[GIVEN INSTRUCTION]: Gather every line of the records that contains the string "input", treating uppercase and lowercase letters as distinct, and copy each such line.

== ROWS ==

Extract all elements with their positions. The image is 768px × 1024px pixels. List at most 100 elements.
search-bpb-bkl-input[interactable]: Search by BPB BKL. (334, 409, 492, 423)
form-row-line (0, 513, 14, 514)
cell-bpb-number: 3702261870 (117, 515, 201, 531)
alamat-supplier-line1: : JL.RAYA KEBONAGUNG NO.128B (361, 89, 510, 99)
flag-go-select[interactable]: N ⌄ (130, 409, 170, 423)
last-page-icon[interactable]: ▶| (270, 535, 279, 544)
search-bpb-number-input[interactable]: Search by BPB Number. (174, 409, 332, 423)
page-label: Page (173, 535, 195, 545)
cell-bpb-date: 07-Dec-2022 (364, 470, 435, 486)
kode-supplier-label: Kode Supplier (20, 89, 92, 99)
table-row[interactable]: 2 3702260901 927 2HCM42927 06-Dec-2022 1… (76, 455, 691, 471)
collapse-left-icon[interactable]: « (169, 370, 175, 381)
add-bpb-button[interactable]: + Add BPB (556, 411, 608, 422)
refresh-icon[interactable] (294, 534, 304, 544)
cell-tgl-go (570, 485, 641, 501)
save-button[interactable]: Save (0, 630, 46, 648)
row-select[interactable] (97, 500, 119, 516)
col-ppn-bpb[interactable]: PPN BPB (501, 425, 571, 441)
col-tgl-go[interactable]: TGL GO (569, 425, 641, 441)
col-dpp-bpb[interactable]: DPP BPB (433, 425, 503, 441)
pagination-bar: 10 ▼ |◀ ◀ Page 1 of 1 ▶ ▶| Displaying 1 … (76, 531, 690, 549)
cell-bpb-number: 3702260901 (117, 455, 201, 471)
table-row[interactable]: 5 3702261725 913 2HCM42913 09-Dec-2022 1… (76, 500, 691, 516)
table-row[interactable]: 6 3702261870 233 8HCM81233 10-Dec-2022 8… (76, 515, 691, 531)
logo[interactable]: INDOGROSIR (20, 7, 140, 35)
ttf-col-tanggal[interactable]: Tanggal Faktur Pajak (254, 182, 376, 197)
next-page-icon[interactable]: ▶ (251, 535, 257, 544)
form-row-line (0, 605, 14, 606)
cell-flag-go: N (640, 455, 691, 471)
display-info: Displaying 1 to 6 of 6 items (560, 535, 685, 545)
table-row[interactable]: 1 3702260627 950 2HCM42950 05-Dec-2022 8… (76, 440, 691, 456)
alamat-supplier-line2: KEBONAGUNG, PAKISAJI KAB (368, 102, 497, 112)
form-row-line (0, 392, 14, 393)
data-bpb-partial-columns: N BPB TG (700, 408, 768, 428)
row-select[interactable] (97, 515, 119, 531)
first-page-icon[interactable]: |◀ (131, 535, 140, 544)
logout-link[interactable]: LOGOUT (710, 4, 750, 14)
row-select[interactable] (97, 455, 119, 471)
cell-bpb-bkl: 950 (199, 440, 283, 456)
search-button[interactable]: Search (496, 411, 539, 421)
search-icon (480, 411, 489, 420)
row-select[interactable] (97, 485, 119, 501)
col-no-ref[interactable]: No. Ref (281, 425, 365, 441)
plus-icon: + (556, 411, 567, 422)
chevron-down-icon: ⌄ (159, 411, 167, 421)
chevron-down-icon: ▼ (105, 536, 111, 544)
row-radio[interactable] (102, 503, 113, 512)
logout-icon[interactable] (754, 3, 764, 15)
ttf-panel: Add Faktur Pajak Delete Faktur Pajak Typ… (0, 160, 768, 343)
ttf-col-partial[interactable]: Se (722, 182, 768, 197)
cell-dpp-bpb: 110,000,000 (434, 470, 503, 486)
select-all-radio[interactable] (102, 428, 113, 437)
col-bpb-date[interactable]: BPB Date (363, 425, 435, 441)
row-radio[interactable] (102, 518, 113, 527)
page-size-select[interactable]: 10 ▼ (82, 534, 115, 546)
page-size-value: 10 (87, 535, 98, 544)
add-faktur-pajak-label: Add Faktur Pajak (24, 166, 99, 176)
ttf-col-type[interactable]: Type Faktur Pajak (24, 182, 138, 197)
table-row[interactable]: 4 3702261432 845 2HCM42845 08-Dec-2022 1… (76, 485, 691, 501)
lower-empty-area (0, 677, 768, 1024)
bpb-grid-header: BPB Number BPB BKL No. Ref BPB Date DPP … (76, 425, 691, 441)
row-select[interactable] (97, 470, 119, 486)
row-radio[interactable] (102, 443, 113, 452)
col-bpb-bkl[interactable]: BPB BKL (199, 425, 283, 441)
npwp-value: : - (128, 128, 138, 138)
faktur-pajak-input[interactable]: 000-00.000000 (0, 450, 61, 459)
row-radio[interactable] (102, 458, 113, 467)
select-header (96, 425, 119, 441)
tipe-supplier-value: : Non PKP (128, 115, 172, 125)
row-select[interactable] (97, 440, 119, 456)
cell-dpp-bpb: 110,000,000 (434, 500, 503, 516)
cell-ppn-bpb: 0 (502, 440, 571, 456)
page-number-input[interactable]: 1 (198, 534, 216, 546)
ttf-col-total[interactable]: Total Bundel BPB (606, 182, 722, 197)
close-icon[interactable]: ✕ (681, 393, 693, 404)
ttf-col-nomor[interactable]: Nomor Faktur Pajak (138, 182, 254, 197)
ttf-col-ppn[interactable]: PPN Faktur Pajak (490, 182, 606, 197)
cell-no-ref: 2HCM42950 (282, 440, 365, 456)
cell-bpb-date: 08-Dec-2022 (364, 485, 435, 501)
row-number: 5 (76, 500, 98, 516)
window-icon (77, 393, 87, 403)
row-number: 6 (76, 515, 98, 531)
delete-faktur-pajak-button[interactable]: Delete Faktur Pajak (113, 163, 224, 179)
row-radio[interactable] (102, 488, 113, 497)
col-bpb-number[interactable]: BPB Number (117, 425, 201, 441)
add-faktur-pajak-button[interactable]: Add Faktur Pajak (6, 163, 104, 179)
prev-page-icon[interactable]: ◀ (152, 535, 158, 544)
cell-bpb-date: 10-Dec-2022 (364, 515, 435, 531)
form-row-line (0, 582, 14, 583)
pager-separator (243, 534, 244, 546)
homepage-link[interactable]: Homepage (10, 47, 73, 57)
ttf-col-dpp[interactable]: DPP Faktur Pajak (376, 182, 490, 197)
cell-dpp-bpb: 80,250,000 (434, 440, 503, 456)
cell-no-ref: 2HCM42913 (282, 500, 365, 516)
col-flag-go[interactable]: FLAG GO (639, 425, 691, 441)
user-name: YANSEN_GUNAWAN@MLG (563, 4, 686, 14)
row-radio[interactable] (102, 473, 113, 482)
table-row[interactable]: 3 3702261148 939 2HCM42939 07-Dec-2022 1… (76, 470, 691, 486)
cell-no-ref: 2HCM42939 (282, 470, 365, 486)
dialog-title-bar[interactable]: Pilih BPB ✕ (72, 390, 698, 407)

===

[RESPONSE]:
search-bpb-bkl-input[interactable]: Search by BPB BKL. (334, 409, 492, 423)
search-bpb-number-input[interactable]: Search by BPB Number. (174, 409, 332, 423)
faktur-pajak-input[interactable]: 000-00.000000 (0, 450, 61, 459)
page-number-input[interactable]: 1 (198, 534, 216, 546)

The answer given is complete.